**Work to complete**
Pick every line with "text" from the material below.
==== Working data
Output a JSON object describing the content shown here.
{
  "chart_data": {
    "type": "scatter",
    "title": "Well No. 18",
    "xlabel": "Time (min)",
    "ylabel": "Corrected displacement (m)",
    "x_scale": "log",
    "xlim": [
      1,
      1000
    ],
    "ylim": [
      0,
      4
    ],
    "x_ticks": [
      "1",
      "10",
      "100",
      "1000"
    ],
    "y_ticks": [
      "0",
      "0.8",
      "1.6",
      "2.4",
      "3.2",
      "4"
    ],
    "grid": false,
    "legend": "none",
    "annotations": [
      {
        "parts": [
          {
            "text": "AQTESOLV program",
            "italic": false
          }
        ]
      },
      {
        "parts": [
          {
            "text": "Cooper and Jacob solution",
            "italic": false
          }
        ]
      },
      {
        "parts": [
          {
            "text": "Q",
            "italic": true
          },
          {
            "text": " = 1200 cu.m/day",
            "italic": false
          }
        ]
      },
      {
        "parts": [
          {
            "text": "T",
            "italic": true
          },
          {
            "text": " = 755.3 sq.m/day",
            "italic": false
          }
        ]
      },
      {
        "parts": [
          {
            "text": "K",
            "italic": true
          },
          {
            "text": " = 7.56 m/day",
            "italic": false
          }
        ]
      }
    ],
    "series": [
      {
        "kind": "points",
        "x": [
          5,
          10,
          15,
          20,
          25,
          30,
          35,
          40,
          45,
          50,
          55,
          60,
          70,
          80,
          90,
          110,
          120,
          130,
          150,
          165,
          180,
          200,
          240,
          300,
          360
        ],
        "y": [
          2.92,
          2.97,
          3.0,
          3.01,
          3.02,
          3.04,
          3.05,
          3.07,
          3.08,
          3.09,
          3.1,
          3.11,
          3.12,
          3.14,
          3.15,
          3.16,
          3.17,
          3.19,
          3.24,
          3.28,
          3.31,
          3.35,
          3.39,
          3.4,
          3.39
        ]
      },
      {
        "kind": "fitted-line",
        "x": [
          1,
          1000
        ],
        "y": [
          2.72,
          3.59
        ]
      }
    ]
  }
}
========
**Result for this task**
            "text": "AQTESOLV program",
            "text": "Cooper and Jacob solution",
            "text": "Q",
            "text": " = 1200 cu.m/day",
            "text": "T",
            "text": " = 755.3 sq.m/day",
            "text": "K",
            "text": " = 7.56 m/day",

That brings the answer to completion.